* Begin SUPPLIED RECORDS *
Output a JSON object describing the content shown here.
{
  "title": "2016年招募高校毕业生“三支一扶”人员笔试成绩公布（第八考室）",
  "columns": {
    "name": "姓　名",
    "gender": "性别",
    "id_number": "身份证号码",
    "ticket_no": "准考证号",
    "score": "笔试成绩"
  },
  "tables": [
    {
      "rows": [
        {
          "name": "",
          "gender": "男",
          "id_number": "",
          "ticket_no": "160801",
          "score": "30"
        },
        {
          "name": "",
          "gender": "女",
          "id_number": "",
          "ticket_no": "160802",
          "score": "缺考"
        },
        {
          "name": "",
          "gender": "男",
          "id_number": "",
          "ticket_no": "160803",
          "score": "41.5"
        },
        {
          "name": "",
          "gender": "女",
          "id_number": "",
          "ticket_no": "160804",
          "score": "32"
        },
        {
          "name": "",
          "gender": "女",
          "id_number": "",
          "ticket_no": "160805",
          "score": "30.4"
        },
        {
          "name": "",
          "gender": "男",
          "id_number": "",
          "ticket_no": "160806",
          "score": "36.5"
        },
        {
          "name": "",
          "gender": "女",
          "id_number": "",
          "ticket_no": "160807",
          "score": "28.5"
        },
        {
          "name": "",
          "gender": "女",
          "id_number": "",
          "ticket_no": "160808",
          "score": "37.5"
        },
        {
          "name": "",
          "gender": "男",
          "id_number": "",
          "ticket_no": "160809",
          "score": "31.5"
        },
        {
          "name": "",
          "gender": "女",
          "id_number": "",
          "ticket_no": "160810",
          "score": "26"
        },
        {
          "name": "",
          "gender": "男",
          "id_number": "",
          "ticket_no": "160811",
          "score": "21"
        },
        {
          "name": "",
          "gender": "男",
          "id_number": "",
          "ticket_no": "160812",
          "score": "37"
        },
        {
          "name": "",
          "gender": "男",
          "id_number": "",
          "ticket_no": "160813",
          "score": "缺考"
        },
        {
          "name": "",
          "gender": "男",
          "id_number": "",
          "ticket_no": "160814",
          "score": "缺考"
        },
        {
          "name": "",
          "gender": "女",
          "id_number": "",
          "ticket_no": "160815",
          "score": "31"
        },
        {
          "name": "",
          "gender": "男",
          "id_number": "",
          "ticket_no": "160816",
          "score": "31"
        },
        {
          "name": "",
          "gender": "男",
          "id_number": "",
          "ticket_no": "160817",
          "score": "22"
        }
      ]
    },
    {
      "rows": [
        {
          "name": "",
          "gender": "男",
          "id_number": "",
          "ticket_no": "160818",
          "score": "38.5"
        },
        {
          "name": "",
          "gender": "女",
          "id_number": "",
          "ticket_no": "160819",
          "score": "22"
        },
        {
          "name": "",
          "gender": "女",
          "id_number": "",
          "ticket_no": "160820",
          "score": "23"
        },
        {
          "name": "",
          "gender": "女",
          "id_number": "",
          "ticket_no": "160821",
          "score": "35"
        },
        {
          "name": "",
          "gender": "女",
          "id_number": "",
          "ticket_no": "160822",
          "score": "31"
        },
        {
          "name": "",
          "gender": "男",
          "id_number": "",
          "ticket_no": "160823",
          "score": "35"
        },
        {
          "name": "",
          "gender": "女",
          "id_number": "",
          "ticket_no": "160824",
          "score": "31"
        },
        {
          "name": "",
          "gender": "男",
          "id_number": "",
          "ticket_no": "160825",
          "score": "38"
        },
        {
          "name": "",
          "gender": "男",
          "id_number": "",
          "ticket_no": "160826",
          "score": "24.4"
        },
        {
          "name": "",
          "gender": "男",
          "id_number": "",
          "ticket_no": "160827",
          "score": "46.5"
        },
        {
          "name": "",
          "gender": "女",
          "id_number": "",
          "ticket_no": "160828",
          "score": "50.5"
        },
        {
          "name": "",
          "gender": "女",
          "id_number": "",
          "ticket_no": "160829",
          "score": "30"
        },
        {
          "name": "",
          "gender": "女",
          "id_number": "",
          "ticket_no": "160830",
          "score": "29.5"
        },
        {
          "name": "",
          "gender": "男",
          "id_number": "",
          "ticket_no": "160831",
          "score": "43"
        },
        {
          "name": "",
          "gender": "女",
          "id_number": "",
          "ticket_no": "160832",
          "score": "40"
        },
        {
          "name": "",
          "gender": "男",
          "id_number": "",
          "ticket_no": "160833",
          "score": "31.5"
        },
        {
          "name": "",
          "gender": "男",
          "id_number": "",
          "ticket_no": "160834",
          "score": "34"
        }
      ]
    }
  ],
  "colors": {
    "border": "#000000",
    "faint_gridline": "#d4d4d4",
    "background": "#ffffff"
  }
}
* End SUPPLIED RECORDS *
WHAT THE EXERCISE ASKS.
Copy out the whole listing exactly as written.

TASK ANSWER.
Output a JSON object describing the content shown here.
{
  "title": "2016年招募高校毕业生“三支一扶”人员笔试成绩公布（第八考室）",
  "columns": {
    "name": "姓　名",
    "gender": "性别",
    "id_number": "身份证号码",
    "ticket_no": "准考证号",
    "score": "笔试成绩"
  },
  "tables": [
    {
      "rows": [
        {
          "name": "",
          "gender": "男",
          "id_number": "",
          "ticket_no": "160801",
          "score": "30"
        },
        {
          "name": "",
          "gender": "女",
          "id_number": "",
          "ticket_no": "160802",
          "score": "缺考"
        },
        {
          "name": "",
          "gender": "男",
          "id_number": "",
          "ticket_no": "160803",
          "score": "41.5"
        },
        {
          "name": "",
          "gender": "女",
          "id_number": "",
          "ticket_no": "160804",
          "score": "32"
        },
        {
          "name": "",
          "gender": "女",
          "id_number": "",
          "ticket_no": "160805",
          "score": "30.4"
        },
        {
          "name": "",
          "gender": "男",
          "id_number": "",
          "ticket_no": "160806",
          "score": "36.5"
        },
        {
          "name": "",
          "gender": "女",
          "id_number": "",
          "ticket_no": "160807",
          "score": "28.5"
        },
        {
          "name": "",
          "gender": "女",
          "id_number": "",
          "ticket_no": "160808",
          "score": "37.5"
        },
        {
          "name": "",
          "gender": "男",
          "id_number": "",
          "ticket_no": "160809",
          "score": "31.5"
        },
        {
          "name": "",
          "gender": "女",
          "id_number": "",
          "ticket_no": "160810",
          "score": "26"
        },
        {
          "name": "",
          "gender": "男",
          "id_number": "",
          "ticket_no": "160811",
          "score": "21"
        },
        {
          "name": "",
          "gender": "男",
          "id_number": "",
          "ticket_no": "160812",
          "score": "37"
        },
        {
          "name": "",
          "gender": "男",
          "id_number": "",
          "ticket_no": "160813",
          "score": "缺考"
        },
        {
          "name": "",
          "gender": "男",
          "id_number": "",
          "ticket_no": "160814",
          "score": "缺考"
        },
        {
          "name": "",
          "gender": "女",
          "id_number": "",
          "ticket_no": "160815",
          "score": "31"
        },
        {
          "name": "",
          "gender": "男",
          "id_number": "",
          "ticket_no": "160816",
          "score": "31"
        },
        {
          "name": "",
          "gender": "男",
          "id_number": "",
          "ticket_no": "160817",
          "score": "22"
        }
      ]
    },
    {
      "rows": [
        {
          "name": "",
          "gender": "男",
          "id_number": "",
          "ticket_no": "160818",
          "score": "38.5"
        },
        {
          "name": "",
          "gender": "女",
          "id_number": "",
          "ticket_no": "160819",
          "score": "22"
        },
        {
          "name": "",
          "gender": "女",
          "id_number": "",
          "ticket_no": "160820",
          "score": "23"
        },
        {
          "name": "",
          "gender": "女",
          "id_number": "",
          "ticket_no": "160821",
          "score": "35"
        },
        {
          "name": "",
          "gender": "女",
          "id_number": "",
          "ticket_no": "160822",
          "score": "31"
        },
        {
          "name": "",
          "gender": "男",
          "id_number": "",
          "ticket_no": "160823",
          "score": "35"
        },
        {
          "name": "",
          "gender": "女",
          "id_number": "",
          "ticket_no": "160824",
          "score": "31"
        },
        {
          "name": "",
          "gender": "男",
          "id_number": "",
          "ticket_no": "160825",
          "score": "38"
        },
        {
          "name": "",
          "gender": "男",
          "id_number": "",
          "ticket_no": "160826",
          "score": "24.4"
        },
        {
          "name": "",
          "gender": "男",
          "id_number": "",
          "ticket_no": "160827",
          "score": "46.5"
        },
        {
          "name": "",
          "gender": "女",
          "id_number": "",
          "ticket_no": "160828",
          "score": "50.5"
        },
        {
          "name": "",
          "gender": "女",
          "id_number": "",
          "ticket_no": "160829",
          "score": "30"
        },
        {
          "name": "",
          "gender": "女",
          "id_number": "",
          "ticket_no": "160830",
          "score": "29.5"
        },
        {
          "name": "",
          "gender": "男",
          "id_number": "",
          "ticket_no": "160831",
          "score": "43"
        },
        {
          "name": "",
          "gender": "女",
          "id_number": "",
          "ticket_no": "160832",
          "score": "40"
        },
        {
          "name": "",
          "gender": "男",
          "id_number": "",
          "ticket_no": "160833",
          "score": "31.5"
        },
        {
          "name": "",
          "gender": "男",
          "id_number": "",
          "ticket_no": "160834",
          "score": "34"
        }
      ]
    }
  ],
  "colors": {
    "border": "#000000",
    "faint_gridline": "#d4d4d4",
    "background": "#ffffff"
  }
}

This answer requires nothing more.